WORK TO COMPLETE: Copy out each line of the material below with no changes.

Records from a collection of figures
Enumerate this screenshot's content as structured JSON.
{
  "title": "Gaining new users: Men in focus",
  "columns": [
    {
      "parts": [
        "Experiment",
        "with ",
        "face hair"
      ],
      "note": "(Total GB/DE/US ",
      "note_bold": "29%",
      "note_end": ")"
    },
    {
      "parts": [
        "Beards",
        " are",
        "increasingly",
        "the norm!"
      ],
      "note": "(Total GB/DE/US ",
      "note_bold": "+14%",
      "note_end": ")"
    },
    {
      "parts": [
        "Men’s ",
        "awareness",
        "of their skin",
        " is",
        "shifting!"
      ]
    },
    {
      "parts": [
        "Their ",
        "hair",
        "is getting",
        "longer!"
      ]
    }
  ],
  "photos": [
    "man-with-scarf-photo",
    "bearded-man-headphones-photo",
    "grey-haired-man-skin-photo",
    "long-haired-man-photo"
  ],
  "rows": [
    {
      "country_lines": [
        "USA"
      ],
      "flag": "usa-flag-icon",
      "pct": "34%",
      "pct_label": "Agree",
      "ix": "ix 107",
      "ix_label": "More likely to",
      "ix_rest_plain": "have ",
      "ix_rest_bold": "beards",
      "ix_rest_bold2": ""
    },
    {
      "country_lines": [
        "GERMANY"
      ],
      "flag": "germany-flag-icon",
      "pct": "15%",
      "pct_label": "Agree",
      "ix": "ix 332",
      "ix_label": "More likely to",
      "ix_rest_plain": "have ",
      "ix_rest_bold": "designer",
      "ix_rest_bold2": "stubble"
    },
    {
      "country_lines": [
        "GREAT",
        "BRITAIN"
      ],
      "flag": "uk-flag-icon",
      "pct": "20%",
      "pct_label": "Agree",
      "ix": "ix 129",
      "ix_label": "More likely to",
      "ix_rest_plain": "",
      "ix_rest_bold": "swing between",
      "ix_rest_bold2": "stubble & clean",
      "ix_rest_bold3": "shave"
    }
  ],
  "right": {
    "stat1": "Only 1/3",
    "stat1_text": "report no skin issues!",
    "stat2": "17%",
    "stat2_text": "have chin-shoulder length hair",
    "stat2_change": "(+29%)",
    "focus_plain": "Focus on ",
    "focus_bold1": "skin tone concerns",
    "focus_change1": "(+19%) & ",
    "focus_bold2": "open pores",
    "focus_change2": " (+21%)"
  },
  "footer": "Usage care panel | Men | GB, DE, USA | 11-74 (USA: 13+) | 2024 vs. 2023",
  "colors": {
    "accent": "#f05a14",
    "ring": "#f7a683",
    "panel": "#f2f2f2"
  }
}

CORRECT RESPONSE:
Enumerate this screenshot's content as structured JSON.
{
  "title": "Gaining new users: Men in focus",
  "columns": [
    {
      "parts": [
        "Experiment",
        "with ",
        "face hair"
      ],
      "note": "(Total GB/DE/US ",
      "note_bold": "29%",
      "note_end": ")"
    },
    {
      "parts": [
        "Beards",
        " are",
        "increasingly",
        "the norm!"
      ],
      "note": "(Total GB/DE/US ",
      "note_bold": "+14%",
      "note_end": ")"
    },
    {
      "parts": [
        "Men’s ",
        "awareness",
        "of their skin",
        " is",
        "shifting!"
      ]
    },
    {
      "parts": [
        "Their ",
        "hair",
        "is getting",
        "longer!"
      ]
    }
  ],
  "photos": [
    "man-with-scarf-photo",
    "bearded-man-headphones-photo",
    "grey-haired-man-skin-photo",
    "long-haired-man-photo"
  ],
  "rows": [
    {
      "country_lines": [
        "USA"
      ],
      "flag": "usa-flag-icon",
      "pct": "34%",
      "pct_label": "Agree",
      "ix": "ix 107",
      "ix_label": "More likely to",
      "ix_rest_plain": "have ",
      "ix_rest_bold": "beards",
      "ix_rest_bold2": ""
    },
    {
      "country_lines": [
        "GERMANY"
      ],
      "flag": "germany-flag-icon",
      "pct": "15%",
      "pct_label": "Agree",
      "ix": "ix 332",
      "ix_label": "More likely to",
      "ix_rest_plain": "have ",
      "ix_rest_bold": "designer",
      "ix_rest_bold2": "stubble"
    },
    {
      "country_lines": [
        "GREAT",
        "BRITAIN"
      ],
      "flag": "uk-flag-icon",
      "pct": "20%",
      "pct_label": "Agree",
      "ix": "ix 129",
      "ix_label": "More likely to",
      "ix_rest_plain": "",
      "ix_rest_bold": "swing between",
      "ix_rest_bold2": "stubble & clean",
      "ix_rest_bold3": "shave"
    }
  ],
  "right": {
    "stat1": "Only 1/3",
    "stat1_text": "report no skin issues!",
    "stat2": "17%",
    "stat2_text": "have chin-shoulder length hair",
    "stat2_change": "(+29%)",
    "focus_plain": "Focus on ",
    "focus_bold1": "skin tone concerns",
    "focus_change1": "(+19%) & ",
    "focus_bold2": "open pores",
    "focus_change2": " (+21%)"
  },
  "footer": "Usage care panel | Men | GB, DE, USA | 11-74 (USA: 13+) | 2024 vs. 2023",
  "colors": {
    "accent": "#f05a14",
    "ring": "#f7a683",
    "panel": "#f2f2f2"
  }
}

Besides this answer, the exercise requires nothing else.